TASK GOAL: Return all the entries exactly, keeping pictures out.

=-=-=-=-=

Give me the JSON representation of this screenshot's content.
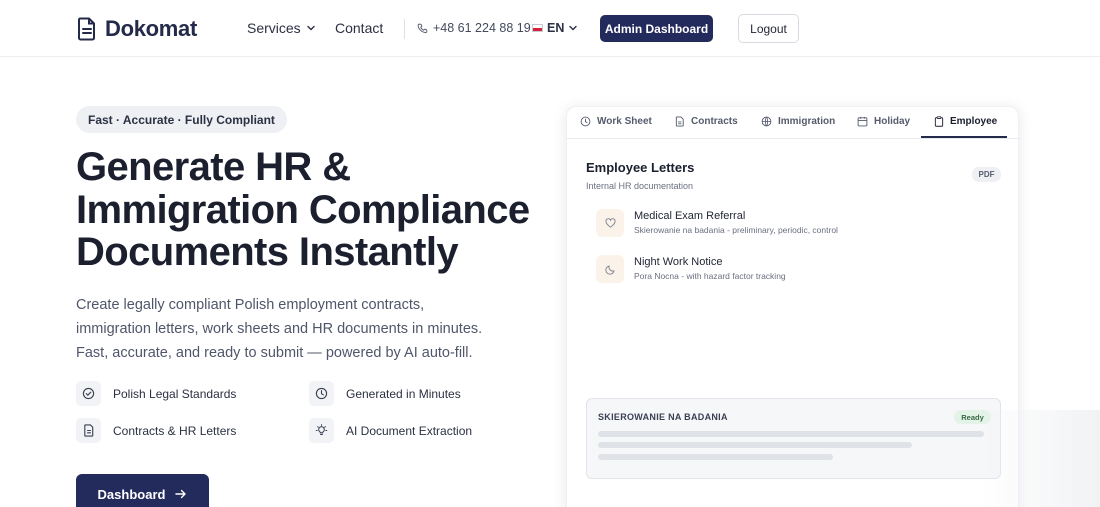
{
  "nav": {
    "logo_text": "Dokomat",
    "services_label": "Services",
    "contact_label": "Contact",
    "phone": "+48 61 224 88 19",
    "language": "EN",
    "admin_button": "Admin Dashboard",
    "logout_button": "Logout"
  },
  "hero": {
    "badge": "Fast · Accurate · Fully Compliant",
    "title_line1": "Generate HR &",
    "title_line2": "Immigration Compliance",
    "title_line3": "Documents Instantly",
    "subtitle": "Create legally compliant Polish employment contracts, immigration letters, work sheets and HR documents in minutes. Fast, accurate, and ready to submit — powered by AI auto-fill.",
    "features": [
      {
        "label": "Polish Legal Standards",
        "icon": "check-circle-icon"
      },
      {
        "label": "Generated in Minutes",
        "icon": "clock-icon"
      },
      {
        "label": "Contracts & HR Letters",
        "icon": "document-icon"
      },
      {
        "label": "AI Document Extraction",
        "icon": "lightbulb-icon"
      }
    ],
    "cta_label": "Dashboard"
  },
  "card": {
    "tabs": [
      {
        "label": "Work Sheet",
        "icon": "clock-icon"
      },
      {
        "label": "Contracts",
        "icon": "document-icon"
      },
      {
        "label": "Immigration",
        "icon": "globe-icon"
      },
      {
        "label": "Holiday",
        "icon": "calendar-icon"
      },
      {
        "label": "Employee",
        "icon": "clipboard-icon",
        "active": true
      }
    ],
    "title": "Employee Letters",
    "subtitle": "Internal HR documentation",
    "format_badge": "PDF",
    "letters": [
      {
        "name": "Medical Exam Referral",
        "desc": "Skierowanie na badania - preliminary, periodic, control",
        "icon": "heart-icon"
      },
      {
        "name": "Night Work Notice",
        "desc": "Pora Nocna - with hazard factor tracking",
        "icon": "moon-icon"
      }
    ],
    "preview": {
      "title": "SKIEROWANIE NA BADANIA",
      "status": "Ready"
    }
  },
  "colors": {
    "primary": "#232a5c",
    "text": "#1b1f2e",
    "muted": "#50566a",
    "accent_bg": "#fbf3ea",
    "ready_bg": "#e4f3e8"
  }
}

=-=-=-=-=

FINAL RESULT:
Give me the JSON representation of this screenshot's content.
{
  "nav": {
    "logo_text": "Dokomat",
    "services_label": "Services",
    "contact_label": "Contact",
    "phone": "+48 61 224 88 19",
    "language": "EN",
    "admin_button": "Admin Dashboard",
    "logout_button": "Logout"
  },
  "hero": {
    "badge": "Fast · Accurate · Fully Compliant",
    "title_line1": "Generate HR &",
    "title_line2": "Immigration Compliance",
    "title_line3": "Documents Instantly",
    "subtitle": "Create legally compliant Polish employment contracts, immigration letters, work sheets and HR documents in minutes. Fast, accurate, and ready to submit — powered by AI auto-fill.",
    "features": [
      {
        "label": "Polish Legal Standards",
        "icon": "check-circle-icon"
      },
      {
        "label": "Generated in Minutes",
        "icon": "clock-icon"
      },
      {
        "label": "Contracts & HR Letters",
        "icon": "document-icon"
      },
      {
        "label": "AI Document Extraction",
        "icon": "lightbulb-icon"
      }
    ],
    "cta_label": "Dashboard"
  },
  "card": {
    "tabs": [
      {
        "label": "Work Sheet",
        "icon": "clock-icon"
      },
      {
        "label": "Contracts",
        "icon": "document-icon"
      },
      {
        "label": "Immigration",
        "icon": "globe-icon"
      },
      {
        "label": "Holiday",
        "icon": "calendar-icon"
      },
      {
        "label": "Employee",
        "icon": "clipboard-icon",
        "active": true
      }
    ],
    "title": "Employee Letters",
    "subtitle": "Internal HR documentation",
    "format_badge": "PDF",
    "letters": [
      {
        "name": "Medical Exam Referral",
        "desc": "Skierowanie na badania - preliminary, periodic, control",
        "icon": "heart-icon"
      },
      {
        "name": "Night Work Notice",
        "desc": "Pora Nocna - with hazard factor tracking",
        "icon": "moon-icon"
      }
    ],
    "preview": {
      "title": "SKIEROWANIE NA BADANIA",
      "status": "Ready"
    }
  },
  "colors": {
    "primary": "#232a5c",
    "text": "#1b1f2e",
    "muted": "#50566a",
    "accent_bg": "#fbf3ea",
    "ready_bg": "#e4f3e8"
  }
}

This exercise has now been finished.